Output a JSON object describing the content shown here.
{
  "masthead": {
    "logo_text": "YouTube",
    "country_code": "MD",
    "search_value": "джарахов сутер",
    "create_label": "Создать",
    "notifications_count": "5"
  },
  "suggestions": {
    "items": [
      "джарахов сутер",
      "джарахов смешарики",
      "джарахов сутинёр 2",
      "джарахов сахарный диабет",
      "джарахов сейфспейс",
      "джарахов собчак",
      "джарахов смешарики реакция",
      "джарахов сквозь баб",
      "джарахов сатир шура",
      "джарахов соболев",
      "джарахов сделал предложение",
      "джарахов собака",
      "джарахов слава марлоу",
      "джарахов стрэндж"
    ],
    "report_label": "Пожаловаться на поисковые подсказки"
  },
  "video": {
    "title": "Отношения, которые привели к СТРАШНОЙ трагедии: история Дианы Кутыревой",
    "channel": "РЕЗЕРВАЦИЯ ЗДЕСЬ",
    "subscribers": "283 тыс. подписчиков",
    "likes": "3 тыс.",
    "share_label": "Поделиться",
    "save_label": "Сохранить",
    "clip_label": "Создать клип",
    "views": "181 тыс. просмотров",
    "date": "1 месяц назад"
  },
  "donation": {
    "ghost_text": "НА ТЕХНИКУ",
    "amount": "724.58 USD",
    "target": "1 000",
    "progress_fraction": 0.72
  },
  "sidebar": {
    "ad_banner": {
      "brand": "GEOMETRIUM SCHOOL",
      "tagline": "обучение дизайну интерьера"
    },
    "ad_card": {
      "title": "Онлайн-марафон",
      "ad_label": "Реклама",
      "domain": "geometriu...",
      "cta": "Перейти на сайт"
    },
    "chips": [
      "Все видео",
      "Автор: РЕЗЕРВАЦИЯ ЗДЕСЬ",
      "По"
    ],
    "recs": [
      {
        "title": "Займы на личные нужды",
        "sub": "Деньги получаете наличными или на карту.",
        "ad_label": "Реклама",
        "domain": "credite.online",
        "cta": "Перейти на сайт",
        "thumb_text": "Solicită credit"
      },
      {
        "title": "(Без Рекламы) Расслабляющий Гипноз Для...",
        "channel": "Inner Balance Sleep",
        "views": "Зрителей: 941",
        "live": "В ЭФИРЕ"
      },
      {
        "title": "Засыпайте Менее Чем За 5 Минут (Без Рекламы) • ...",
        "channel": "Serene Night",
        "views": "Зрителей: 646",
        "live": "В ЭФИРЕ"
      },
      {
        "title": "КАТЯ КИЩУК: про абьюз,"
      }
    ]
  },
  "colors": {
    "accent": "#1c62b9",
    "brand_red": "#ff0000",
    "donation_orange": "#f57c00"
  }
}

══════

# INSTRUCTIONS TO FOLLOW
Exactly reproduce every line of the data above.

# RESPONSE TO THE EXERCISE
Output a JSON object describing the content shown here.
{
  "masthead": {
    "logo_text": "YouTube",
    "country_code": "MD",
    "search_value": "джарахов сутер",
    "create_label": "Создать",
    "notifications_count": "5"
  },
  "suggestions": {
    "items": [
      "джарахов сутер",
      "джарахов смешарики",
      "джарахов сутинёр 2",
      "джарахов сахарный диабет",
      "джарахов сейфспейс",
      "джарахов собчак",
      "джарахов смешарики реакция",
      "джарахов сквозь баб",
      "джарахов сатир шура",
      "джарахов соболев",
      "джарахов сделал предложение",
      "джарахов собака",
      "джарахов слава марлоу",
      "джарахов стрэндж"
    ],
    "report_label": "Пожаловаться на поисковые подсказки"
  },
  "video": {
    "title": "Отношения, которые привели к СТРАШНОЙ трагедии: история Дианы Кутыревой",
    "channel": "РЕЗЕРВАЦИЯ ЗДЕСЬ",
    "subscribers": "283 тыс. подписчиков",
    "likes": "3 тыс.",
    "share_label": "Поделиться",
    "save_label": "Сохранить",
    "clip_label": "Создать клип",
    "views": "181 тыс. просмотров",
    "date": "1 месяц назад"
  },
  "donation": {
    "ghost_text": "НА ТЕХНИКУ",
    "amount": "724.58 USD",
    "target": "1 000",
    "progress_fraction": 0.72
  },
  "sidebar": {
    "ad_banner": {
      "brand": "GEOMETRIUM SCHOOL",
      "tagline": "обучение дизайну интерьера"
    },
    "ad_card": {
      "title": "Онлайн-марафон",
      "ad_label": "Реклама",
      "domain": "geometriu...",
      "cta": "Перейти на сайт"
    },
    "chips": [
      "Все видео",
      "Автор: РЕЗЕРВАЦИЯ ЗДЕСЬ",
      "По"
    ],
    "recs": [
      {
        "title": "Займы на личные нужды",
        "sub": "Деньги получаете наличными или на карту.",
        "ad_label": "Реклама",
        "domain": "credite.online",
        "cta": "Перейти на сайт",
        "thumb_text": "Solicită credit"
      },
      {
        "title": "(Без Рекламы) Расслабляющий Гипноз Для...",
        "channel": "Inner Balance Sleep",
        "views": "Зрителей: 941",
        "live": "В ЭФИРЕ"
      },
      {
        "title": "Засыпайте Менее Чем За 5 Минут (Без Рекламы) • ...",
        "channel": "Serene Night",
        "views": "Зрителей: 646",
        "live": "В ЭФИРЕ"
      },
      {
        "title": "КАТЯ КИЩУК: про абьюз,"
      }
    ]
  },
  "colors": {
    "accent": "#1c62b9",
    "brand_red": "#ff0000",
    "donation_orange": "#f57c00"
  }
}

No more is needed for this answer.